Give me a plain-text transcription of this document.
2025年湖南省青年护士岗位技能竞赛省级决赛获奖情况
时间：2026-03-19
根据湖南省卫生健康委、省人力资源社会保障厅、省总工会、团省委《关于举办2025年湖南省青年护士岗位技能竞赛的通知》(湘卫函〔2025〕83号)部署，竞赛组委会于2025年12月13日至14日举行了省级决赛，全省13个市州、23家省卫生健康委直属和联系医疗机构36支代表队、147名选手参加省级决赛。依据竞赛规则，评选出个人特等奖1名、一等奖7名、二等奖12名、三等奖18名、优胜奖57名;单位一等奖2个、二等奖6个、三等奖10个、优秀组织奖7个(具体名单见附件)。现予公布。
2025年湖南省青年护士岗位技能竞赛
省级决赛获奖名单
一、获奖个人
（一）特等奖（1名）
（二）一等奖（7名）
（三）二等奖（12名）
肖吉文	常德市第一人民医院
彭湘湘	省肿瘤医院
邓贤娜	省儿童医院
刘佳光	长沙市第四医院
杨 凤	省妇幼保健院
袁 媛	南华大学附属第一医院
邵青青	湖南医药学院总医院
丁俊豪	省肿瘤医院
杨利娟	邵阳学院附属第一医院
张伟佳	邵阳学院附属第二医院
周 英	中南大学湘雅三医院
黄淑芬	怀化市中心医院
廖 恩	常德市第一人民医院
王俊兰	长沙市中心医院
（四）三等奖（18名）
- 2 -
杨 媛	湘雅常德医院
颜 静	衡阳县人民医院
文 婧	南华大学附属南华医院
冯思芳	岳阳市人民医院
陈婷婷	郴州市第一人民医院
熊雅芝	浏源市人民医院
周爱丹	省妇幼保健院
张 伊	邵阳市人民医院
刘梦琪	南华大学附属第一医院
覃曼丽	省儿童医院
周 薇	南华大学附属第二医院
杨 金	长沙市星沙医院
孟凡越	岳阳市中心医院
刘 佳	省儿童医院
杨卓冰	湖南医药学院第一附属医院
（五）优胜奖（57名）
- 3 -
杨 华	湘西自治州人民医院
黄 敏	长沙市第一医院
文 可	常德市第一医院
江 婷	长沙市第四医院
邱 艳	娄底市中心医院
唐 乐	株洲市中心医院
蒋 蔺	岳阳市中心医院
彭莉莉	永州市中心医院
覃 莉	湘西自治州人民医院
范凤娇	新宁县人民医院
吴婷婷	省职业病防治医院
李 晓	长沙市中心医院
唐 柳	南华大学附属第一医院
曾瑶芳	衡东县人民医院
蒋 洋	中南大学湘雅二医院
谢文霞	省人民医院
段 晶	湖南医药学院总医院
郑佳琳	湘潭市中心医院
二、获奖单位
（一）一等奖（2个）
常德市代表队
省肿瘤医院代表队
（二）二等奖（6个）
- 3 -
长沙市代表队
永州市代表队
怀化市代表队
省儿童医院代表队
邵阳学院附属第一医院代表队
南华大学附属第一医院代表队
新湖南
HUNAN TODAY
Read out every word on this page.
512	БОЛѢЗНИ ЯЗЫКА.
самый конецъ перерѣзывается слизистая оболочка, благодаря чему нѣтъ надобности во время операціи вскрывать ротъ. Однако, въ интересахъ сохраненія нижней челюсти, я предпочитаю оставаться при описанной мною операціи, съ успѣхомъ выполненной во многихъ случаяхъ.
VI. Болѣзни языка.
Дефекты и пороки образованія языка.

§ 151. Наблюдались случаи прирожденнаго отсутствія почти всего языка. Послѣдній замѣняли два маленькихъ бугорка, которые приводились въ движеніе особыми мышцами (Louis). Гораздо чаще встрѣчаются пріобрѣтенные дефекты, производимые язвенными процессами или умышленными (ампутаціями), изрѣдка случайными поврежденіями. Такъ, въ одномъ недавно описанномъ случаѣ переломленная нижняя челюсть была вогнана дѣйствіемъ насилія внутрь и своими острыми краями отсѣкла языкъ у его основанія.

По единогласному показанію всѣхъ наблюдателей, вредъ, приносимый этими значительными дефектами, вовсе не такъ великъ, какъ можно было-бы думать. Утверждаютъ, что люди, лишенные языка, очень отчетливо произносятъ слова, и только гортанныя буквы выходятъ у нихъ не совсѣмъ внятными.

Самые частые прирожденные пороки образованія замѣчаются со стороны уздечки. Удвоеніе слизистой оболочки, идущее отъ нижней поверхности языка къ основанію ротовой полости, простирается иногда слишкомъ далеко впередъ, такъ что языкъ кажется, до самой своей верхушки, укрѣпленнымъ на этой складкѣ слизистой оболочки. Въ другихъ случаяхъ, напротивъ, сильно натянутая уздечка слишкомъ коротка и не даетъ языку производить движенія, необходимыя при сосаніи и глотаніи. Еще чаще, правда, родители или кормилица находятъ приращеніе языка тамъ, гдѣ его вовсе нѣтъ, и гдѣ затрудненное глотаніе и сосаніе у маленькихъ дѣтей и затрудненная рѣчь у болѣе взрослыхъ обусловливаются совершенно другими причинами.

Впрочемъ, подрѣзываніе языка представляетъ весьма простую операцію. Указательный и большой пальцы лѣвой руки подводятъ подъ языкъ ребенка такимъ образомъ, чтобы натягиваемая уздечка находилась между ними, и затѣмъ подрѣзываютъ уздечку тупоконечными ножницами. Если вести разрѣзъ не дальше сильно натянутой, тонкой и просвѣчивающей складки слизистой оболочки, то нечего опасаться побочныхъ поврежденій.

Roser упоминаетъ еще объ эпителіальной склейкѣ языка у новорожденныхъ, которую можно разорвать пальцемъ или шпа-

- SET TASK
Copy each line of the data that contains the word "маленькихъ".

- TASK RESPONSE
§ 151. Наблюдались случаи прирожденнаго отсутствія почти всего языка. Послѣдній замѣняли два маленькихъ бугорка, которые приводились въ движеніе особыми мышцами (Louis). Гораздо чаще встрѣчаются пріобрѣтенные дефекты, производимые язвенными процессами или умышленными (ампутаціями), изрѣдка случайными поврежденіями. Такъ, въ одномъ недавно описанномъ случаѣ переломленная нижняя челюсть была вогнана дѣйствіемъ насилія внутрь и своими острыми краями отсѣкла языкъ у его основанія.
Самые частые прирожденные пороки образованія замѣчаются со стороны уздечки. Удвоеніе слизистой оболочки, идущее отъ нижней поверхности языка къ основанію ротовой полости, простирается иногда слишкомъ далеко впередъ, такъ что языкъ кажется, до самой своей верхушки, укрѣпленнымъ на этой складкѣ слизистой оболочки. Въ другихъ случаяхъ, напротивъ, сильно натянутая уздечка слишкомъ коротка и не даетъ языку производить движенія, необходимыя при сосаніи и глотаніи. Еще чаще, правда, родители или кормилица находятъ приращеніе языка тамъ, гдѣ его вовсе нѣтъ, и гдѣ затрудненное глотаніе и сосаніе у маленькихъ дѣтей и затрудненная рѣчь у болѣе взрослыхъ обусловливаются совершенно другими причинами.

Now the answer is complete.